[Stored records]
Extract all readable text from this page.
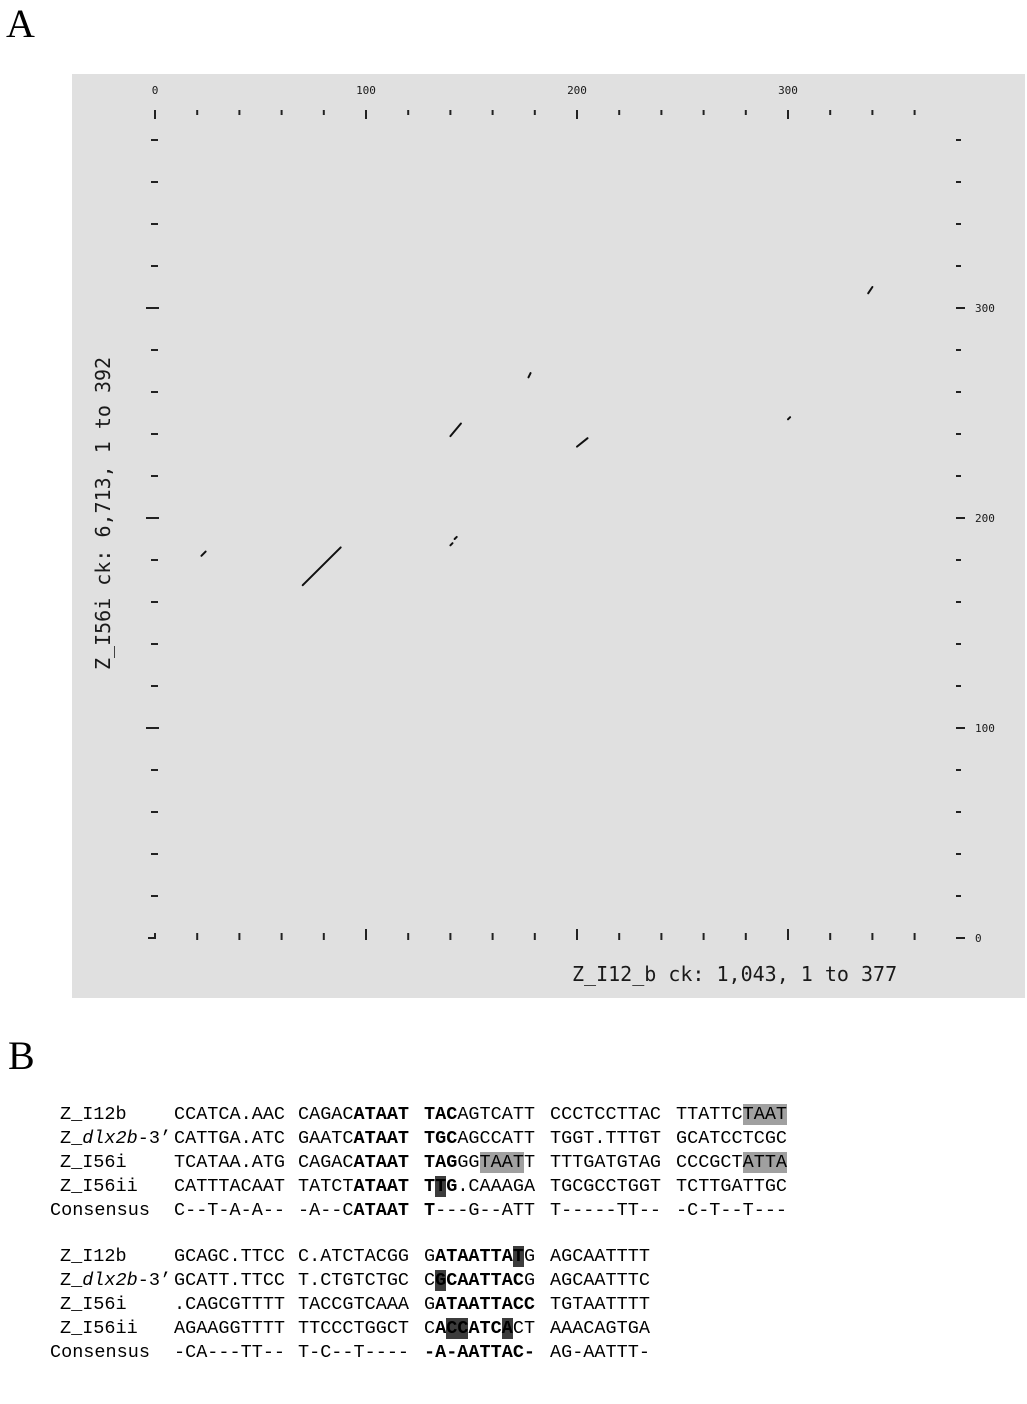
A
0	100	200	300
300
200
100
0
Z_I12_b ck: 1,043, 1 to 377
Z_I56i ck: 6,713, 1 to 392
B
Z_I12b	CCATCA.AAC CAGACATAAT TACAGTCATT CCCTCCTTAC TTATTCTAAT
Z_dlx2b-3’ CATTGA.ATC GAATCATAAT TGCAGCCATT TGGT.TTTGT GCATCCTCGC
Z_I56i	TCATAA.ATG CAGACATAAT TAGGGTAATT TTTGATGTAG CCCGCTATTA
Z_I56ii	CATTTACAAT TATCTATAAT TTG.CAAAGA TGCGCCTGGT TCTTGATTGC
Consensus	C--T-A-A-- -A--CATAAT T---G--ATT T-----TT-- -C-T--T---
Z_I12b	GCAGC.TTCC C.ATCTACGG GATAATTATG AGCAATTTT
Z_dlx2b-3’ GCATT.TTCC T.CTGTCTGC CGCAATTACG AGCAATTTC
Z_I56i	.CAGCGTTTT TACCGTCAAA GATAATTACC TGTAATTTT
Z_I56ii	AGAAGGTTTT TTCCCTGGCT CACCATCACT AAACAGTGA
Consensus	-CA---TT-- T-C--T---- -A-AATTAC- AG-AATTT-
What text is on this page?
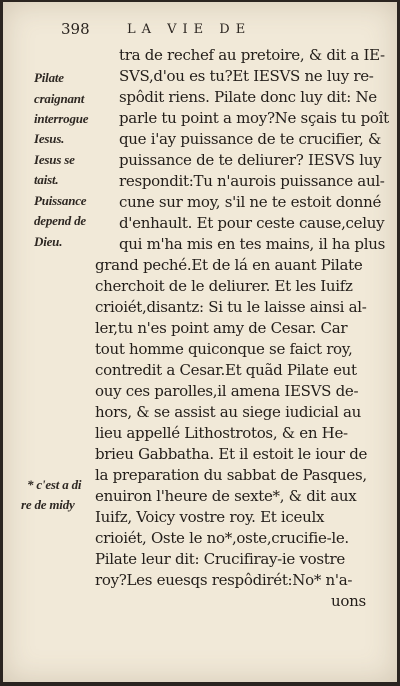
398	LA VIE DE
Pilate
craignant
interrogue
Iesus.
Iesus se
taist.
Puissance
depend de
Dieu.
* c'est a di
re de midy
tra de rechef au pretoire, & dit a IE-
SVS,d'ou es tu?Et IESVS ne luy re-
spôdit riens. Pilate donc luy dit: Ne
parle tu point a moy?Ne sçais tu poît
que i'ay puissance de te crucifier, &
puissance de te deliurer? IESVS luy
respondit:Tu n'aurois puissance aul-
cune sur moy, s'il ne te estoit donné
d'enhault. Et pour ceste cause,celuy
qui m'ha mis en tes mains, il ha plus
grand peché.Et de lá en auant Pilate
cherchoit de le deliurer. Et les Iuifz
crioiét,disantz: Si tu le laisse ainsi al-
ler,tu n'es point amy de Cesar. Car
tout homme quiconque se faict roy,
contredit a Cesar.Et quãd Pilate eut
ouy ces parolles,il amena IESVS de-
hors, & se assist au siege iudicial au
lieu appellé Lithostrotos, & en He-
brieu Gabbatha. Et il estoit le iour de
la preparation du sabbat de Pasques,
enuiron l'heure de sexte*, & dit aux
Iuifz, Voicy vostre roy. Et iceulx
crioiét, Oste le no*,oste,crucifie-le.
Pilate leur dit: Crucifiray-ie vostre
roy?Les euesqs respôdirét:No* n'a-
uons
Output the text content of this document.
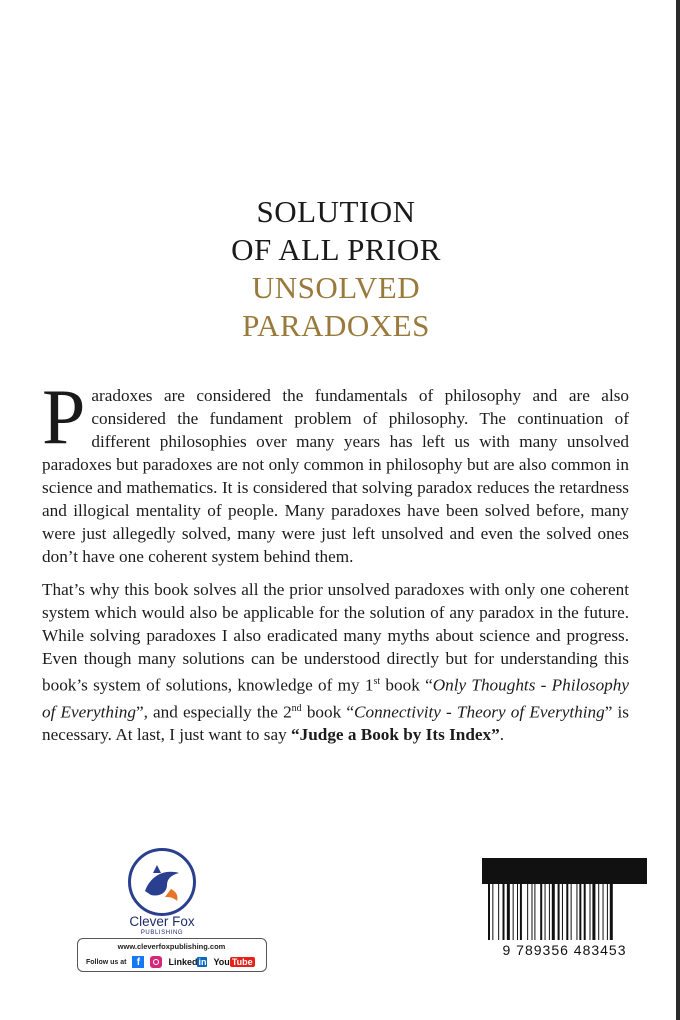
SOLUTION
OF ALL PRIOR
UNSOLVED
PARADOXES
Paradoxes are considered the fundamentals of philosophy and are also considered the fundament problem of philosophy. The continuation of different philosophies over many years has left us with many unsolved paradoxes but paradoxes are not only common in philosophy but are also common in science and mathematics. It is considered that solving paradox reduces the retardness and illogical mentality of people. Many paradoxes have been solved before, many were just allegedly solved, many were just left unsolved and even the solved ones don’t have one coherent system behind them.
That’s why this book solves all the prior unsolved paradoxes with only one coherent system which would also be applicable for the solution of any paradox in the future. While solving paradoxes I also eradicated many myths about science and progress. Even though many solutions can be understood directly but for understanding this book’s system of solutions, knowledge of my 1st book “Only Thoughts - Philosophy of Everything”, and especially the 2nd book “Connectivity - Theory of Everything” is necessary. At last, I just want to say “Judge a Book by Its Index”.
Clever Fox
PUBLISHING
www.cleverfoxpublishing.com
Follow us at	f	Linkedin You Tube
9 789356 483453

==

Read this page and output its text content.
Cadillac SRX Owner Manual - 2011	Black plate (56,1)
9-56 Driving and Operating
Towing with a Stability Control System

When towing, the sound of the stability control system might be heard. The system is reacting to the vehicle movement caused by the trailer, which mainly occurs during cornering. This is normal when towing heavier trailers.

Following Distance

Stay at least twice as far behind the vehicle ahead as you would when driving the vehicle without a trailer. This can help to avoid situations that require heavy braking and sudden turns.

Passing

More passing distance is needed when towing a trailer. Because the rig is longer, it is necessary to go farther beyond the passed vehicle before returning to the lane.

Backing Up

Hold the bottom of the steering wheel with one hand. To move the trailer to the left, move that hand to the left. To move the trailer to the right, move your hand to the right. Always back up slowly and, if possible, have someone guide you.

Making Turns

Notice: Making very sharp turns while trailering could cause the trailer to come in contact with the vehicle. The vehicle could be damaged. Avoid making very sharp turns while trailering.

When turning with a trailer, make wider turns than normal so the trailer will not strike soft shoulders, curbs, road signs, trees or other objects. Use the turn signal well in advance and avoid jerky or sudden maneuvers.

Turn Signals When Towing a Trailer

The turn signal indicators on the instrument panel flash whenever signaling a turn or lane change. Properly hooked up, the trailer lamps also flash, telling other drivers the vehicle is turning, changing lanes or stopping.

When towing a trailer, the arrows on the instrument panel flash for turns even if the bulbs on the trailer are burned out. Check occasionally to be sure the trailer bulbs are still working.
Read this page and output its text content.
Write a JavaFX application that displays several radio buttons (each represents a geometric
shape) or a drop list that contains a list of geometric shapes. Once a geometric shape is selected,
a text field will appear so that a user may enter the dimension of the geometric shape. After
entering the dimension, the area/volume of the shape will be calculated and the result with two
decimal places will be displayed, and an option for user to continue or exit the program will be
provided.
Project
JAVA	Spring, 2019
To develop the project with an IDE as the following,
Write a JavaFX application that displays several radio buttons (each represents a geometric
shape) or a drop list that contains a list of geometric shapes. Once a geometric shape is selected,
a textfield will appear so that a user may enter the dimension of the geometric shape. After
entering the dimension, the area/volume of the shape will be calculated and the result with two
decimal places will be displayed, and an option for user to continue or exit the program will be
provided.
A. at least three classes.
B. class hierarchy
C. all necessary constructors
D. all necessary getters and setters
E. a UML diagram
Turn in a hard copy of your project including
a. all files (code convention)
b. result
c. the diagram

§ **Work to be completed**
Return each line with "sudden".

§ **Problem solution**
Stay at least twice as far behind the vehicle ahead as you would when driving the vehicle without a trailer. This can help to avoid situations that require heavy braking and sudden turns.
When turning with a trailer, make wider turns than normal so the trailer will not strike soft shoulders, curbs, road signs, trees or other objects. Use the turn signal well in advance and avoid jerky or sudden maneuvers.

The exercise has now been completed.